> TASK: Write out every entry exactly as given, but omit the pictures.

> RECORDED INFORMATION:
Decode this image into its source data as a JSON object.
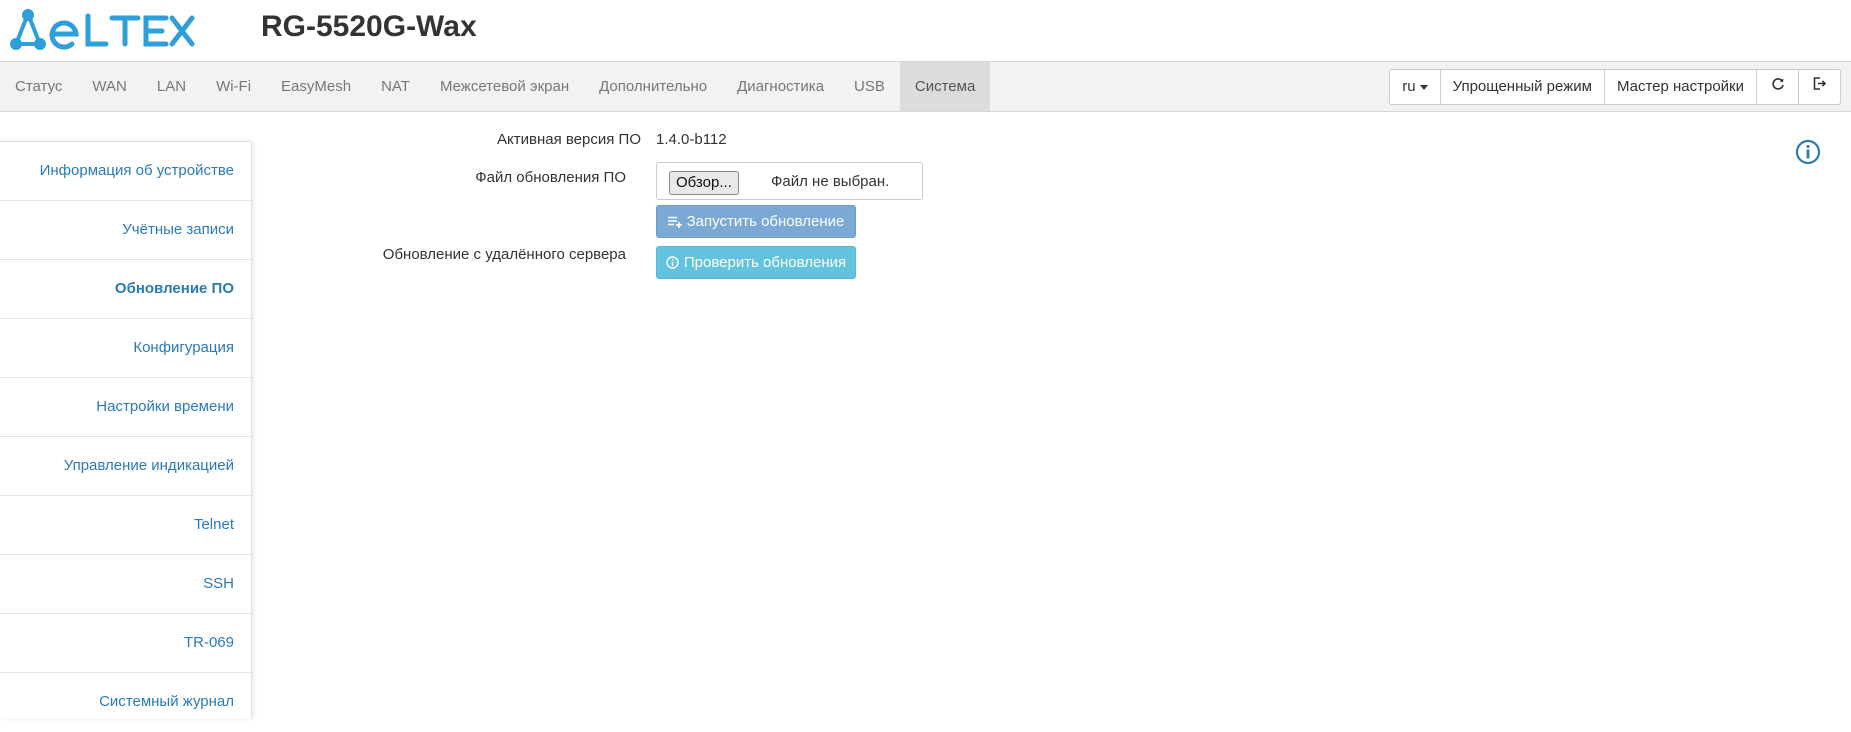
{
  "header": {
    "logo_text": "ELTEX",
    "device_title": "RG-5520G-Wax"
  },
  "nav": {
    "tabs": [
      {
        "label": "Статус"
      },
      {
        "label": "WAN"
      },
      {
        "label": "LAN"
      },
      {
        "label": "Wi-Fi"
      },
      {
        "label": "EasyMesh"
      },
      {
        "label": "NAT"
      },
      {
        "label": "Межсетевой экран"
      },
      {
        "label": "Дополнительно"
      },
      {
        "label": "Диагностика"
      },
      {
        "label": "USB"
      },
      {
        "label": "Система",
        "active": true
      }
    ],
    "language": "ru",
    "simple_mode_label": "Упрощенный режим",
    "wizard_label": "Мастер настройки",
    "refresh_icon": "refresh-icon",
    "logout_icon": "logout-icon"
  },
  "sidebar": {
    "items": [
      {
        "label": "Информация об устройстве"
      },
      {
        "label": "Учётные записи"
      },
      {
        "label": "Обновление ПО",
        "active": true
      },
      {
        "label": "Конфигурация"
      },
      {
        "label": "Настройки времени"
      },
      {
        "label": "Управление индикацией"
      },
      {
        "label": "Telnet"
      },
      {
        "label": "SSH"
      },
      {
        "label": "TR-069"
      },
      {
        "label": "Системный журнал"
      }
    ]
  },
  "main": {
    "active_version_label": "Активная версия ПО",
    "active_version_value": "1.4.0-b112",
    "update_file_label": "Файл обновления ПО",
    "browse_label": "Обзор...",
    "no_file_label": "Файл не выбран.",
    "start_update_label": "Запустить обновление",
    "remote_update_label": "Обновление с удалённого сервера",
    "check_updates_label": "Проверить обновления",
    "info_icon": "info-icon"
  },
  "colors": {
    "brand": "#2e9fd8",
    "link": "#2a7ab8",
    "primary_button": "#7ba9d6",
    "info_button": "#5bc0de"
  }
}
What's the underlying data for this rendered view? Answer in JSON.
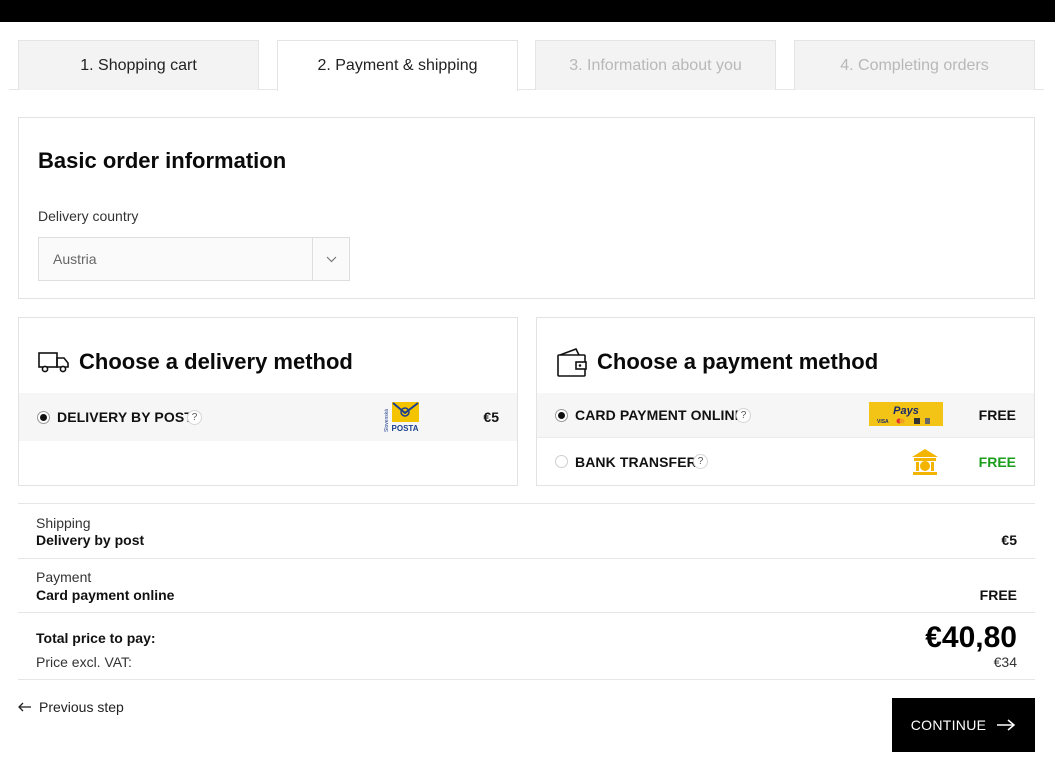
{
  "tabs": [
    {
      "label": "1. Shopping cart",
      "state": "default"
    },
    {
      "label": "2. Payment & shipping",
      "state": "active"
    },
    {
      "label": "3. Information about you",
      "state": "disabled"
    },
    {
      "label": "4. Completing orders",
      "state": "disabled"
    }
  ],
  "basic": {
    "title": "Basic order information",
    "country_label": "Delivery country",
    "country_value": "Austria"
  },
  "delivery": {
    "title": "Choose a delivery method",
    "icon": "truck-icon",
    "options": [
      {
        "label": "DELIVERY BY POST",
        "help": "?",
        "price": "€5",
        "selected": true,
        "logo": "slovenska-posta-logo",
        "logo_text": "POSTA",
        "logo_side_text": "Slovenská"
      }
    ]
  },
  "payment": {
    "title": "Choose a payment method",
    "icon": "wallet-icon",
    "options": [
      {
        "label": "CARD PAYMENT ONLINE",
        "help": "?",
        "price": "FREE",
        "selected": true,
        "logo": "pays-logo",
        "logo_text": "Pays",
        "logo_subtext": "VISA"
      },
      {
        "label": "BANK TRANSFER",
        "help": "?",
        "price": "FREE",
        "selected": false,
        "logo": "bank-icon"
      }
    ]
  },
  "summary": {
    "shipping_label": "Shipping",
    "shipping_value": "Delivery by post",
    "shipping_price": "€5",
    "payment_label": "Payment",
    "payment_value": "Card payment online",
    "payment_price": "FREE",
    "total_label": "Total price to pay:",
    "total_price": "€40,80",
    "excl_vat_label": "Price excl. VAT:",
    "excl_vat_price": "€34"
  },
  "nav": {
    "previous_label": "Previous step",
    "continue_label": "CONTINUE"
  },
  "colors": {
    "accent": "#000000",
    "free_green": "#1b9e1b",
    "posta_yellow": "#f5c400",
    "pays_yellow": "#f3c316"
  }
}
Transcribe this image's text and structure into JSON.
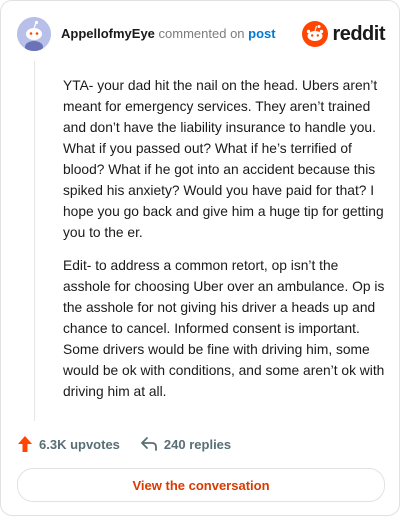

> THE REPLY:
Decode this image into its source data as a JSON object.
{
  "header": {
    "logo_text": "ELTEX",
    "device_title": "RG-5520G-Wax"
  },
  "nav": {
    "tabs": [
      {
        "label": "Статус"
      },
      {
        "label": "WAN"
      },
      {
        "label": "LAN"
      },
      {
        "label": "Wi-Fi"
      },
      {
        "label": "EasyMesh"
      },
      {
        "label": "NAT"
      },
      {
        "label": "Межсетевой экран"
      },
      {
        "label": "Дополнительно"
      },
      {
        "label": "Диагностика"
      },
      {
        "label": "USB"
      },
      {
        "label": "Система",
        "active": true
      }
    ],
    "language": "ru",
    "simple_mode_label": "Упрощенный режим",
    "wizard_label": "Мастер настройки",
    "refresh_icon": "refresh-icon",
    "logout_icon": "logout-icon"
  },
  "sidebar": {
    "items": [
      {
        "label": "Информация об устройстве"
      },
      {
        "label": "Учётные записи"
      },
      {
        "label": "Обновление ПО",
        "active": true
      },
      {
        "label": "Конфигурация"
      },
      {
        "label": "Настройки времени"
      },
      {
        "label": "Управление индикацией"
      },
      {
        "label": "Telnet"
      },
      {
        "label": "SSH"
      },
      {
        "label": "TR-069"
      },
      {
        "label": "Системный журнал"
      }
    ]
  },
  "main": {
    "active_version_label": "Активная версия ПО",
    "active_version_value": "1.4.0-b112",
    "update_file_label": "Файл обновления ПО",
    "browse_label": "Обзор...",
    "no_file_label": "Файл не выбран.",
    "start_update_label": "Запустить обновление",
    "remote_update_label": "Обновление с удалённого сервера",
    "check_updates_label": "Проверить обновления",
    "info_icon": "info-icon"
  },
  "colors": {
    "brand": "#2e9fd8",
    "link": "#2a7ab8",
    "primary_button": "#7ba9d6",
    "info_button": "#5bc0de"
  }
}
What's the underlying data for this rendered view? Answer in JSON.
{
  "tabs": [
    {
      "label": "1. Shopping cart",
      "state": "default"
    },
    {
      "label": "2. Payment & shipping",
      "state": "active"
    },
    {
      "label": "3. Information about you",
      "state": "disabled"
    },
    {
      "label": "4. Completing orders",
      "state": "disabled"
    }
  ],
  "basic": {
    "title": "Basic order information",
    "country_label": "Delivery country",
    "country_value": "Austria"
  },
  "delivery": {
    "title": "Choose a delivery method",
    "icon": "truck-icon",
    "options": [
      {
        "label": "DELIVERY BY POST",
        "help": "?",
        "price": "€5",
        "selected": true,
        "logo": "slovenska-posta-logo",
        "logo_text": "POSTA",
        "logo_side_text": "Slovenská"
      }
    ]
  },
  "payment": {
    "title": "Choose a payment method",
    "icon": "wallet-icon",
    "options": [
      {
        "label": "CARD PAYMENT ONLINE",
        "help": "?",
        "price": "FREE",
        "selected": true,
        "logo": "pays-logo",
        "logo_text": "Pays",
        "logo_subtext": "VISA"
      },
      {
        "label": "BANK TRANSFER",
        "help": "?",
        "price": "FREE",
        "selected": false,
        "logo": "bank-icon"
      }
    ]
  },
  "summary": {
    "shipping_label": "Shipping",
    "shipping_value": "Delivery by post",
    "shipping_price": "€5",
    "payment_label": "Payment",
    "payment_value": "Card payment online",
    "payment_price": "FREE",
    "total_label": "Total price to pay:",
    "total_price": "€40,80",
    "excl_vat_label": "Price excl. VAT:",
    "excl_vat_price": "€34"
  },
  "nav": {
    "previous_label": "Previous step",
    "continue_label": "CONTINUE"
  },
  "colors": {
    "accent": "#000000",
    "free_green": "#1b9e1b",
    "posta_yellow": "#f5c400",
    "pays_yellow": "#f3c316"
  }
}
Transcribe this image's text and structure into JSON.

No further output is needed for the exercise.